[Goal of the exercise] Look through the records below, and whenever a line contains "years", copy it.

Dataset rows about figures:
BEGIN
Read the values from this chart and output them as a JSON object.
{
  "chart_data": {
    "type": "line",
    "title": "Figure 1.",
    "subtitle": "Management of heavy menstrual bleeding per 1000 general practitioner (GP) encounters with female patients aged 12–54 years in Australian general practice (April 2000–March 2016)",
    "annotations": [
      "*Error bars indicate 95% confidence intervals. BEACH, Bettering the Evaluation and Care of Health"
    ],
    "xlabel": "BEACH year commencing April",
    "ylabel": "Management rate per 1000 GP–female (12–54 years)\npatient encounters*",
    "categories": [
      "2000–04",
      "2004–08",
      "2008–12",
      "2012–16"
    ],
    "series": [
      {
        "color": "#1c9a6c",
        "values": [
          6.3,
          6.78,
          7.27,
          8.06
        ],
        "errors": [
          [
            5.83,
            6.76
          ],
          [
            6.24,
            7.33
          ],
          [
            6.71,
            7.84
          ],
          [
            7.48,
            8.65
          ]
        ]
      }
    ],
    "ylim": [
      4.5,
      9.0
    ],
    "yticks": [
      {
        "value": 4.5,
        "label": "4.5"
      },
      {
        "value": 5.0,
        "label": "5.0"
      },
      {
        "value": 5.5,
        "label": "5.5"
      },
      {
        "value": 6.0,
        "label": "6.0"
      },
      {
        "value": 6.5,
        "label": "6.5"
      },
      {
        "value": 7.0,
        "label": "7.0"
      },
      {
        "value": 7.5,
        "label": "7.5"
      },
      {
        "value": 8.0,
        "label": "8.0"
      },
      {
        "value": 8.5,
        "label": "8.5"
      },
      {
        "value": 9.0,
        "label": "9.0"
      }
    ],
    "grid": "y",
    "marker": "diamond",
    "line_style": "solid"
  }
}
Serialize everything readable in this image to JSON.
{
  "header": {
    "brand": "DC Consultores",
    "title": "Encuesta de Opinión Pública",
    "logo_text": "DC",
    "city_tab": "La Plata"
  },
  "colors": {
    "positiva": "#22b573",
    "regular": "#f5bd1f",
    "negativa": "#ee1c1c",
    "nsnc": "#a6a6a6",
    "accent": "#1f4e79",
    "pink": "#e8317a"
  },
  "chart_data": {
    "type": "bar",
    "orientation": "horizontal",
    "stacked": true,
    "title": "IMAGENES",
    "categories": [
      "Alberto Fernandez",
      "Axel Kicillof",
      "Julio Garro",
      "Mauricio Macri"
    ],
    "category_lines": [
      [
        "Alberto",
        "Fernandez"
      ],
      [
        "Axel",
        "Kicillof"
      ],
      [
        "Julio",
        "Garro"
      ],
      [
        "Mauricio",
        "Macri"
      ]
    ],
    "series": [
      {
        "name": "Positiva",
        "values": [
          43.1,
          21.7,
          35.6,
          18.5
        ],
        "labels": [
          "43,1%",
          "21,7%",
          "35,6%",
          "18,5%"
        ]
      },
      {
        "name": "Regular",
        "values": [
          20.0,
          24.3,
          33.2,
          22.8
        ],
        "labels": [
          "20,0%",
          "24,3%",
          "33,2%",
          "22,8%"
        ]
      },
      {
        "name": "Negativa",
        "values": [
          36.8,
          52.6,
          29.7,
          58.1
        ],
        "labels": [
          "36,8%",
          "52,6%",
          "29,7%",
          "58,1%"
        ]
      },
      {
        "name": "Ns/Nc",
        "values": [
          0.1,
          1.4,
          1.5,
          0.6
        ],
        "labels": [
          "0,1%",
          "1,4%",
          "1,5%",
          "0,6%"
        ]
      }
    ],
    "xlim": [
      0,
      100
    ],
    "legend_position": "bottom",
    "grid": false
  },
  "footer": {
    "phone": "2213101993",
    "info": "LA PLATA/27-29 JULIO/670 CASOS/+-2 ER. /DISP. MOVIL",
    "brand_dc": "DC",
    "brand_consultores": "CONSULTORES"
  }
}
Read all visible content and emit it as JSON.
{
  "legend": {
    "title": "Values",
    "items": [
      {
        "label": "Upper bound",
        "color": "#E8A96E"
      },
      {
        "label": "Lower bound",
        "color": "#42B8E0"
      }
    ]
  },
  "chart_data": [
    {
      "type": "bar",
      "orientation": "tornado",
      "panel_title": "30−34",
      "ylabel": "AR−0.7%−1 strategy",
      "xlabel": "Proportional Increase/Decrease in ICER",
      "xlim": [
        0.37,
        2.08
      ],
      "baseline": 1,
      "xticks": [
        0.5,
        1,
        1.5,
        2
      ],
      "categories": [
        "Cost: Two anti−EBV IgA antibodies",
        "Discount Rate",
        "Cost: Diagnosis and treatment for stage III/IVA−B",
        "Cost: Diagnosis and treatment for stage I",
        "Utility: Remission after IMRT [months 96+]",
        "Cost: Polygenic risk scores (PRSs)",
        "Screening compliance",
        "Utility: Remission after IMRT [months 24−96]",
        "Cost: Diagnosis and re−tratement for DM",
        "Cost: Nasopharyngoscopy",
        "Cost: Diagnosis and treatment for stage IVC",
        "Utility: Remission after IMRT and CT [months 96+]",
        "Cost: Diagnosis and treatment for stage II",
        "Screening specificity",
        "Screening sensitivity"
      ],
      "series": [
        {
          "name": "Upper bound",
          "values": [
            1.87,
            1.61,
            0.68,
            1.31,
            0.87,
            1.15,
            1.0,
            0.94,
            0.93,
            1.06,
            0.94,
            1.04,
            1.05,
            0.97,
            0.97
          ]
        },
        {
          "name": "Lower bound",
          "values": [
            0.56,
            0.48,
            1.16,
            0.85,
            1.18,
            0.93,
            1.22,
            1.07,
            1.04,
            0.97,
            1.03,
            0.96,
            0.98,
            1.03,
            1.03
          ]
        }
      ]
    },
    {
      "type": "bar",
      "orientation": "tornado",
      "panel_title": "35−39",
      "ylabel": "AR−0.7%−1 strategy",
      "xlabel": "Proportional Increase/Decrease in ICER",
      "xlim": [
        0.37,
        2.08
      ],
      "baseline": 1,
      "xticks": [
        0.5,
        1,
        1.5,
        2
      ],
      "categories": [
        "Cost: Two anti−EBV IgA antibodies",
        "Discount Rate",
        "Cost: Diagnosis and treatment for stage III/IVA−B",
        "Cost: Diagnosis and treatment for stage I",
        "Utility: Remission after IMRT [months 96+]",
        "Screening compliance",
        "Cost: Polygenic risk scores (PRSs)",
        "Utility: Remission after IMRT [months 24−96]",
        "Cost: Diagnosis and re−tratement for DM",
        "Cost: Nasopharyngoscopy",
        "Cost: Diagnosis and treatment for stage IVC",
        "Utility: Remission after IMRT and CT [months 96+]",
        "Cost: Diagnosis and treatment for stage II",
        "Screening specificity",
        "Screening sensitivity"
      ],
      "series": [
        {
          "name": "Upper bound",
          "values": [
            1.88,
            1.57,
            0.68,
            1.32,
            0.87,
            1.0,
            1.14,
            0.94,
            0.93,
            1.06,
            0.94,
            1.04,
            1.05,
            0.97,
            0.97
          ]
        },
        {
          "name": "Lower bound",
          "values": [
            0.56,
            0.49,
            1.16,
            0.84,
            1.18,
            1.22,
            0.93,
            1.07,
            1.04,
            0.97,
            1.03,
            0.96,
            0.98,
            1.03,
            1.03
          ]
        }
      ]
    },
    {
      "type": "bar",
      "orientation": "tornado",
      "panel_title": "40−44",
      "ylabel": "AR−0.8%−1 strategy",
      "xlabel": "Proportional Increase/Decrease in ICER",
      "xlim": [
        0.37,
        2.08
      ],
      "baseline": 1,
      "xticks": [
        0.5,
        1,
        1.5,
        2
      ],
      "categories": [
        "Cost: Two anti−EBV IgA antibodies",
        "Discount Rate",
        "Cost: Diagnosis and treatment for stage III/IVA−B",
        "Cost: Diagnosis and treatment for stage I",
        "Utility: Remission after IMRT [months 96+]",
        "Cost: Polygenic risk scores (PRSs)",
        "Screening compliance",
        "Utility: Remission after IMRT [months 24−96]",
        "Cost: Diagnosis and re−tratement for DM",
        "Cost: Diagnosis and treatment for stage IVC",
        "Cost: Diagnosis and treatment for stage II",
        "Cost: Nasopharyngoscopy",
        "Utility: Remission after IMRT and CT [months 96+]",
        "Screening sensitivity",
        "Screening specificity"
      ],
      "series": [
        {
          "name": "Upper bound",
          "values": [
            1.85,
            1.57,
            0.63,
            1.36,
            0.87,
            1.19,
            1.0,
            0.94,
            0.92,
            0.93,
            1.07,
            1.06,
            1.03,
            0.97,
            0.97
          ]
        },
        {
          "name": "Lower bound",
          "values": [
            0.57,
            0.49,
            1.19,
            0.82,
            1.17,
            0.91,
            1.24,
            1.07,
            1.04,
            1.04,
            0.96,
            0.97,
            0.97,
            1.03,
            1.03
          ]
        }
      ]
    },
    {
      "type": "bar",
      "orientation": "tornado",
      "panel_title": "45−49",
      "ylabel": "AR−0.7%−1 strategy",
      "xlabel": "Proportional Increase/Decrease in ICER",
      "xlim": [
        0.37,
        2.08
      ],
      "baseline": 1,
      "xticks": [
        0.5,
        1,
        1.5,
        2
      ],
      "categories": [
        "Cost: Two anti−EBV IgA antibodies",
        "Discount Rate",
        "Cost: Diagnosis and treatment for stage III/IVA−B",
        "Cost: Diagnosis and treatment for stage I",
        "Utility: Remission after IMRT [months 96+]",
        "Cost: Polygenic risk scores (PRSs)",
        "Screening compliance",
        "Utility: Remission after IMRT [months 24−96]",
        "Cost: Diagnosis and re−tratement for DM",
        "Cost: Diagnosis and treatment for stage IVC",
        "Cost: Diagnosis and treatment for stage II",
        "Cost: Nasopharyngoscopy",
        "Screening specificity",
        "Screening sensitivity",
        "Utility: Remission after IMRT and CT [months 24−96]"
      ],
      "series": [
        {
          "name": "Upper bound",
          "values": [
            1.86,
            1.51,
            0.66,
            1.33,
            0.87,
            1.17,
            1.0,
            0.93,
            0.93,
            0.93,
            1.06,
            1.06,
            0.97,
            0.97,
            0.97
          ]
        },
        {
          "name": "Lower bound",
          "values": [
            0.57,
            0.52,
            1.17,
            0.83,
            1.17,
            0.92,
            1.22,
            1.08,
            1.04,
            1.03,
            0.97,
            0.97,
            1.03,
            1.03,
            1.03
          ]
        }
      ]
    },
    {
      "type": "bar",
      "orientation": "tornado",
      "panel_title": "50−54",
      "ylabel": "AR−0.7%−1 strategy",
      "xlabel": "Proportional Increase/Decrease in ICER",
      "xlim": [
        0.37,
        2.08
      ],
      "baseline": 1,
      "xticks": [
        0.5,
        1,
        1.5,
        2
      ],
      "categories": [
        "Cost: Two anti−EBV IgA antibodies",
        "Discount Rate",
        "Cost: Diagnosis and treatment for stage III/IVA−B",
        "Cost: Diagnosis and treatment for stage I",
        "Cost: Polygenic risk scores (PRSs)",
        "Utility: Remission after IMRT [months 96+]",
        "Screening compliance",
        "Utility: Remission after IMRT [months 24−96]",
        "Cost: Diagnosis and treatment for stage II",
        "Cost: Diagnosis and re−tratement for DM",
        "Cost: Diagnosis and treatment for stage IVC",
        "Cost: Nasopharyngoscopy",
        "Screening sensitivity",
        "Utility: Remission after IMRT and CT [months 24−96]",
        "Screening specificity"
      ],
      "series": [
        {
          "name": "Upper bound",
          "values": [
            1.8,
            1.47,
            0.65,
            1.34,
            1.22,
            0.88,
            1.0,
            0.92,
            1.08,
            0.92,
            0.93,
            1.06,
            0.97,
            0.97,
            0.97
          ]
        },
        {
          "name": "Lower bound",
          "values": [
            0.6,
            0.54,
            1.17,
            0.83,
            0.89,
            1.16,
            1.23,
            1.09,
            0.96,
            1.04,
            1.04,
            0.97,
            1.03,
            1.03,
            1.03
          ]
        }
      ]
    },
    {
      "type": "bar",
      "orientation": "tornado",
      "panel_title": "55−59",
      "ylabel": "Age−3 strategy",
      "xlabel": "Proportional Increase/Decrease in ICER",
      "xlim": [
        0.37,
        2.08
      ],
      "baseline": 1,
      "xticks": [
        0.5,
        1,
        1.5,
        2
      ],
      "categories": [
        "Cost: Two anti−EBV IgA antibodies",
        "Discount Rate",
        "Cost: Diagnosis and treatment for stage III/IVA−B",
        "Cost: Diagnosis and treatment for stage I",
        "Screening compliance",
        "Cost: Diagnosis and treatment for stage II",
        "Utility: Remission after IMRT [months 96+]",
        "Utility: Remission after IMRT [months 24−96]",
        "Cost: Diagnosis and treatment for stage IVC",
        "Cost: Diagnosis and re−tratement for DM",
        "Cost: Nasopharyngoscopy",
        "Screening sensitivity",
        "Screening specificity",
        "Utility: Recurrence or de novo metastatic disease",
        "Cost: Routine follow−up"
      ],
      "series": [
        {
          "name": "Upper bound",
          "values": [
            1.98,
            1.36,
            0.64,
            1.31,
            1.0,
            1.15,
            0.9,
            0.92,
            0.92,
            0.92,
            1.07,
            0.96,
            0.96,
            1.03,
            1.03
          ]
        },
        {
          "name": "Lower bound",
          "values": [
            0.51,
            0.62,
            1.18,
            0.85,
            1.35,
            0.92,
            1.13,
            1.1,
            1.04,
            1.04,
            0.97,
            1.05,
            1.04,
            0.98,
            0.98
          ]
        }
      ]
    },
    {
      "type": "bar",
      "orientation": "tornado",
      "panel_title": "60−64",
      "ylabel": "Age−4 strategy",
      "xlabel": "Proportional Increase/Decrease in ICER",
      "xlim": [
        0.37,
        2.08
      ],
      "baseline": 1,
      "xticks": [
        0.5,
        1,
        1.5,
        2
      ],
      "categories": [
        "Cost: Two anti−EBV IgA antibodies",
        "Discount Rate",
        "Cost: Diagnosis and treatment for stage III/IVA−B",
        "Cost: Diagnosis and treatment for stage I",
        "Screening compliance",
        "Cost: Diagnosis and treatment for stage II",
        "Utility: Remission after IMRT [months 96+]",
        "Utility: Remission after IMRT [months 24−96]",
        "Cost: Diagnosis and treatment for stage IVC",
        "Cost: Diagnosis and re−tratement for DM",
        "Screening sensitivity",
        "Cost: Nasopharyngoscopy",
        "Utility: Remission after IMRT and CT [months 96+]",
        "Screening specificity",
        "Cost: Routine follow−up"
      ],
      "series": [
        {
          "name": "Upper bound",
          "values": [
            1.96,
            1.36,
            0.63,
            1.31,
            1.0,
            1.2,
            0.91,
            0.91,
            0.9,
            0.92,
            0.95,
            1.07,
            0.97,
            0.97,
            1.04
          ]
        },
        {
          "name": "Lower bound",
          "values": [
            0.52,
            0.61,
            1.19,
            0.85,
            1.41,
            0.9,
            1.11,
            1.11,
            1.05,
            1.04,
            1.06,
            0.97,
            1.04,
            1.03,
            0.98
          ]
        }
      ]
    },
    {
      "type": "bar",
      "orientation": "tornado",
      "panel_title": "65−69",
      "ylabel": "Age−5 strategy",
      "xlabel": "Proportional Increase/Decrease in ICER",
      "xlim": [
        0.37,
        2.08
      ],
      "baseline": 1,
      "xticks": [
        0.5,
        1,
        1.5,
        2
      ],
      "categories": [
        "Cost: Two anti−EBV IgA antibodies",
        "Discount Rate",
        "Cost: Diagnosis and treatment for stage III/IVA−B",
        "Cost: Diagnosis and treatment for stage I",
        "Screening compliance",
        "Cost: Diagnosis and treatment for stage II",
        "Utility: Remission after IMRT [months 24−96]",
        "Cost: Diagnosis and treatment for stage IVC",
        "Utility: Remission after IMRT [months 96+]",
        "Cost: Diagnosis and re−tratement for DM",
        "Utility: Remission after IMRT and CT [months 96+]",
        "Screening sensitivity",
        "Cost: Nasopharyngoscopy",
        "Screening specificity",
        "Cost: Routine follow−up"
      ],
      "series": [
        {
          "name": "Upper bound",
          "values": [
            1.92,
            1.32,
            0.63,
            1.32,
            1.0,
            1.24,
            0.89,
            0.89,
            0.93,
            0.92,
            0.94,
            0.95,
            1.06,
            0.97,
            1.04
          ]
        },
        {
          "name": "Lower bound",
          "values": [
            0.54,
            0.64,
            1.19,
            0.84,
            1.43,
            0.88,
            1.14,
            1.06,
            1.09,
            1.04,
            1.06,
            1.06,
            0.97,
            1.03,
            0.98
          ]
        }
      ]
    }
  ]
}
END
[Answer for this exercise]
    "subtitle": "Management of heavy menstrual bleeding per 1000 general practitioner (GP) encounters with female patients aged 12–54 years in Australian general practice (April 2000–March 2016)",
    "ylabel": "Management rate per 1000 GP–female (12–54 years)\npatient encounters*",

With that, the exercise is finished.